Records excerpted from a collection:
■ ■ ■ ■ ■
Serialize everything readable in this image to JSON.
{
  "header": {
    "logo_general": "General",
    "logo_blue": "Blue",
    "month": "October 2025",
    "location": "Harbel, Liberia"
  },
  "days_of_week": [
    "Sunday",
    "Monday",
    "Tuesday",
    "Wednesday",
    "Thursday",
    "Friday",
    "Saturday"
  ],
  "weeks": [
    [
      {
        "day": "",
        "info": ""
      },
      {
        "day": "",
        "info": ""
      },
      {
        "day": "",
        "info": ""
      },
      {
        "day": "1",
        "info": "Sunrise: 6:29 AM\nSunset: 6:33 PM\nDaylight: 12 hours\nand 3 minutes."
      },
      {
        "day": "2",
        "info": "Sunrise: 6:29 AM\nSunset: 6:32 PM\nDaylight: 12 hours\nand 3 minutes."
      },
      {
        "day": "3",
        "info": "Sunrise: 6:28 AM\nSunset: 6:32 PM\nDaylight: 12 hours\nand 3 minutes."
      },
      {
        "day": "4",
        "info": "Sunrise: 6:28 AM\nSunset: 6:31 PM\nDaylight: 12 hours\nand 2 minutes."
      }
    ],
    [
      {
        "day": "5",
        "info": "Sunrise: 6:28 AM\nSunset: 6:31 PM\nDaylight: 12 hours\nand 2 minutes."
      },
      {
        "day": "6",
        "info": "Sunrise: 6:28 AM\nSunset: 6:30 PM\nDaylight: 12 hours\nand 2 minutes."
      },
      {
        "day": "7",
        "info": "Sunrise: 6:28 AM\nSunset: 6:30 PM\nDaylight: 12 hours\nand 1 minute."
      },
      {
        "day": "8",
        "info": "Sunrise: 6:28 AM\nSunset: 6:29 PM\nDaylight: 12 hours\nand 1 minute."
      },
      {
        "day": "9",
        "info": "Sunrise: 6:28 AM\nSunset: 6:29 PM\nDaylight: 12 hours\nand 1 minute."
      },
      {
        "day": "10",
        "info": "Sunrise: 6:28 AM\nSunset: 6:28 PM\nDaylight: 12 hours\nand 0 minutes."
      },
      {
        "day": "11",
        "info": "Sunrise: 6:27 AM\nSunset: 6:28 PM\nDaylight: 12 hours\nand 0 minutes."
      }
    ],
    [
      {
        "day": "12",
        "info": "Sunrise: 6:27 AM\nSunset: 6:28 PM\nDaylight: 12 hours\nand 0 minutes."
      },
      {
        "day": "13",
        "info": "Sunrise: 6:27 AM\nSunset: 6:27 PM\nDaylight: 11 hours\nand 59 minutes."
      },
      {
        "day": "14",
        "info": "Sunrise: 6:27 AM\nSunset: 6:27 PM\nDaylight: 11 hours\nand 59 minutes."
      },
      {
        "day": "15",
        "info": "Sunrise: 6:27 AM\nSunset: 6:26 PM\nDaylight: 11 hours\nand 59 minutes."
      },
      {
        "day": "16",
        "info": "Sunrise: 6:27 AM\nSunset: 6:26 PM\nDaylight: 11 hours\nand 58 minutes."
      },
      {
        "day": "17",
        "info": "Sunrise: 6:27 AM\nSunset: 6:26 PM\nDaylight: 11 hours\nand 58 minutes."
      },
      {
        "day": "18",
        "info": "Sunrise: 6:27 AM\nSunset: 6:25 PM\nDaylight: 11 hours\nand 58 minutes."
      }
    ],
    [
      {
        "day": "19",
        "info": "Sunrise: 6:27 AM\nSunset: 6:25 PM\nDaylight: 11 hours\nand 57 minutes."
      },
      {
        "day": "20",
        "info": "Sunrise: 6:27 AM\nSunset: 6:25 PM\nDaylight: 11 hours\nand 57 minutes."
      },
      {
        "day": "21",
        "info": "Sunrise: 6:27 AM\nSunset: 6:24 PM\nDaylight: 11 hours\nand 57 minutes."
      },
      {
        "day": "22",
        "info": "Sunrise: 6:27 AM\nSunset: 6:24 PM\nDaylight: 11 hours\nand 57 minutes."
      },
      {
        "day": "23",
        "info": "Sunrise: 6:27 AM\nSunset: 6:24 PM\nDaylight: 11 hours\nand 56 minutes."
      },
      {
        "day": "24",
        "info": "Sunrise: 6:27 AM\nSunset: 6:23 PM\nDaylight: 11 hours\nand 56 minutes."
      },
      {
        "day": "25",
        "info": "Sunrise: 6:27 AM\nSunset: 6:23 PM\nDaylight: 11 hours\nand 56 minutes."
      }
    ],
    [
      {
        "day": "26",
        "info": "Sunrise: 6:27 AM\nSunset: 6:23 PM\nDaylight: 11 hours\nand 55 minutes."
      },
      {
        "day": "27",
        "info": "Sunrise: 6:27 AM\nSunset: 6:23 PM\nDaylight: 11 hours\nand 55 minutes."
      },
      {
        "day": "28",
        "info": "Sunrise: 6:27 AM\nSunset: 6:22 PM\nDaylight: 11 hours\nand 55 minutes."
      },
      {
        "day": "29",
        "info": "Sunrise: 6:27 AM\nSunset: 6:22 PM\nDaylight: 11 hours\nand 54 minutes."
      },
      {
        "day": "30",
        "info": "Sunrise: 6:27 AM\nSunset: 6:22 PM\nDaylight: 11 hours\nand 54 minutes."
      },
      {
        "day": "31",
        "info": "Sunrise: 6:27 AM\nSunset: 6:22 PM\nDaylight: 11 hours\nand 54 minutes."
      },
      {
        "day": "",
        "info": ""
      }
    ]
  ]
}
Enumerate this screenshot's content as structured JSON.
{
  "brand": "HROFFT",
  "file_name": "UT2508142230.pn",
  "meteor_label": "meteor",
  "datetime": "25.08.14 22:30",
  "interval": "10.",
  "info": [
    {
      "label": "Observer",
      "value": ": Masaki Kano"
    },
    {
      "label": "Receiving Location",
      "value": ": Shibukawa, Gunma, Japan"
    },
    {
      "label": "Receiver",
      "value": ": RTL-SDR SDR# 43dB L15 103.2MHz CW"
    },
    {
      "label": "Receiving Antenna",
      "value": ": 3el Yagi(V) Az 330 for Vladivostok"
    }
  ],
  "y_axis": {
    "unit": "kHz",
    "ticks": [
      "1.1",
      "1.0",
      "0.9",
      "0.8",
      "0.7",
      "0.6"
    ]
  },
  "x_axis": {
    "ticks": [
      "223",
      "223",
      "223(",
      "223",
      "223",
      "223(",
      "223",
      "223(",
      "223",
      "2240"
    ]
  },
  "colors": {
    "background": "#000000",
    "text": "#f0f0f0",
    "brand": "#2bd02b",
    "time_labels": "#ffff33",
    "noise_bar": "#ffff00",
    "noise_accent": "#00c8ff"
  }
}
■ ■ ■ ■ ■
Request ▸ In this exercise, repeat all entries exactly.

Result for this task ▸
Serialize everything readable in this image to JSON.
{
  "header": {
    "logo_general": "General",
    "logo_blue": "Blue",
    "month": "October 2025",
    "location": "Harbel, Liberia"
  },
  "days_of_week": [
    "Sunday",
    "Monday",
    "Tuesday",
    "Wednesday",
    "Thursday",
    "Friday",
    "Saturday"
  ],
  "weeks": [
    [
      {
        "day": "",
        "info": ""
      },
      {
        "day": "",
        "info": ""
      },
      {
        "day": "",
        "info": ""
      },
      {
        "day": "1",
        "info": "Sunrise: 6:29 AM\nSunset: 6:33 PM\nDaylight: 12 hours\nand 3 minutes."
      },
      {
        "day": "2",
        "info": "Sunrise: 6:29 AM\nSunset: 6:32 PM\nDaylight: 12 hours\nand 3 minutes."
      },
      {
        "day": "3",
        "info": "Sunrise: 6:28 AM\nSunset: 6:32 PM\nDaylight: 12 hours\nand 3 minutes."
      },
      {
        "day": "4",
        "info": "Sunrise: 6:28 AM\nSunset: 6:31 PM\nDaylight: 12 hours\nand 2 minutes."
      }
    ],
    [
      {
        "day": "5",
        "info": "Sunrise: 6:28 AM\nSunset: 6:31 PM\nDaylight: 12 hours\nand 2 minutes."
      },
      {
        "day": "6",
        "info": "Sunrise: 6:28 AM\nSunset: 6:30 PM\nDaylight: 12 hours\nand 2 minutes."
      },
      {
        "day": "7",
        "info": "Sunrise: 6:28 AM\nSunset: 6:30 PM\nDaylight: 12 hours\nand 1 minute."
      },
      {
        "day": "8",
        "info": "Sunrise: 6:28 AM\nSunset: 6:29 PM\nDaylight: 12 hours\nand 1 minute."
      },
      {
        "day": "9",
        "info": "Sunrise: 6:28 AM\nSunset: 6:29 PM\nDaylight: 12 hours\nand 1 minute."
      },
      {
        "day": "10",
        "info": "Sunrise: 6:28 AM\nSunset: 6:28 PM\nDaylight: 12 hours\nand 0 minutes."
      },
      {
        "day": "11",
        "info": "Sunrise: 6:27 AM\nSunset: 6:28 PM\nDaylight: 12 hours\nand 0 minutes."
      }
    ],
    [
      {
        "day": "12",
        "info": "Sunrise: 6:27 AM\nSunset: 6:28 PM\nDaylight: 12 hours\nand 0 minutes."
      },
      {
        "day": "13",
        "info": "Sunrise: 6:27 AM\nSunset: 6:27 PM\nDaylight: 11 hours\nand 59 minutes."
      },
      {
        "day": "14",
        "info": "Sunrise: 6:27 AM\nSunset: 6:27 PM\nDaylight: 11 hours\nand 59 minutes."
      },
      {
        "day": "15",
        "info": "Sunrise: 6:27 AM\nSunset: 6:26 PM\nDaylight: 11 hours\nand 59 minutes."
      },
      {
        "day": "16",
        "info": "Sunrise: 6:27 AM\nSunset: 6:26 PM\nDaylight: 11 hours\nand 58 minutes."
      },
      {
        "day": "17",
        "info": "Sunrise: 6:27 AM\nSunset: 6:26 PM\nDaylight: 11 hours\nand 58 minutes."
      },
      {
        "day": "18",
        "info": "Sunrise: 6:27 AM\nSunset: 6:25 PM\nDaylight: 11 hours\nand 58 minutes."
      }
    ],
    [
      {
        "day": "19",
        "info": "Sunrise: 6:27 AM\nSunset: 6:25 PM\nDaylight: 11 hours\nand 57 minutes."
      },
      {
        "day": "20",
        "info": "Sunrise: 6:27 AM\nSunset: 6:25 PM\nDaylight: 11 hours\nand 57 minutes."
      },
      {
        "day": "21",
        "info": "Sunrise: 6:27 AM\nSunset: 6:24 PM\nDaylight: 11 hours\nand 57 minutes."
      },
      {
        "day": "22",
        "info": "Sunrise: 6:27 AM\nSunset: 6:24 PM\nDaylight: 11 hours\nand 57 minutes."
      },
      {
        "day": "23",
        "info": "Sunrise: 6:27 AM\nSunset: 6:24 PM\nDaylight: 11 hours\nand 56 minutes."
      },
      {
        "day": "24",
        "info": "Sunrise: 6:27 AM\nSunset: 6:23 PM\nDaylight: 11 hours\nand 56 minutes."
      },
      {
        "day": "25",
        "info": "Sunrise: 6:27 AM\nSunset: 6:23 PM\nDaylight: 11 hours\nand 56 minutes."
      }
    ],
    [
      {
        "day": "26",
        "info": "Sunrise: 6:27 AM\nSunset: 6:23 PM\nDaylight: 11 hours\nand 55 minutes."
      },
      {
        "day": "27",
        "info": "Sunrise: 6:27 AM\nSunset: 6:23 PM\nDaylight: 11 hours\nand 55 minutes."
      },
      {
        "day": "28",
        "info": "Sunrise: 6:27 AM\nSunset: 6:22 PM\nDaylight: 11 hours\nand 55 minutes."
      },
      {
        "day": "29",
        "info": "Sunrise: 6:27 AM\nSunset: 6:22 PM\nDaylight: 11 hours\nand 54 minutes."
      },
      {
        "day": "30",
        "info": "Sunrise: 6:27 AM\nSunset: 6:22 PM\nDaylight: 11 hours\nand 54 minutes."
      },
      {
        "day": "31",
        "info": "Sunrise: 6:27 AM\nSunset: 6:22 PM\nDaylight: 11 hours\nand 54 minutes."
      },
      {
        "day": "",
        "info": ""
      }
    ]
  ]
}
Enumerate this screenshot's content as structured JSON.
{
  "brand": "HROFFT",
  "file_name": "UT2508142230.pn",
  "meteor_label": "meteor",
  "datetime": "25.08.14 22:30",
  "interval": "10.",
  "info": [
    {
      "label": "Observer",
      "value": ": Masaki Kano"
    },
    {
      "label": "Receiving Location",
      "value": ": Shibukawa, Gunma, Japan"
    },
    {
      "label": "Receiver",
      "value": ": RTL-SDR SDR# 43dB L15 103.2MHz CW"
    },
    {
      "label": "Receiving Antenna",
      "value": ": 3el Yagi(V) Az 330 for Vladivostok"
    }
  ],
  "y_axis": {
    "unit": "kHz",
    "ticks": [
      "1.1",
      "1.0",
      "0.9",
      "0.8",
      "0.7",
      "0.6"
    ]
  },
  "x_axis": {
    "ticks": [
      "223",
      "223",
      "223(",
      "223",
      "223",
      "223(",
      "223",
      "223(",
      "223",
      "2240"
    ]
  },
  "colors": {
    "background": "#000000",
    "text": "#f0f0f0",
    "brand": "#2bd02b",
    "time_labels": "#ffff33",
    "noise_bar": "#ffff00",
    "noise_accent": "#00c8ff"
  }
}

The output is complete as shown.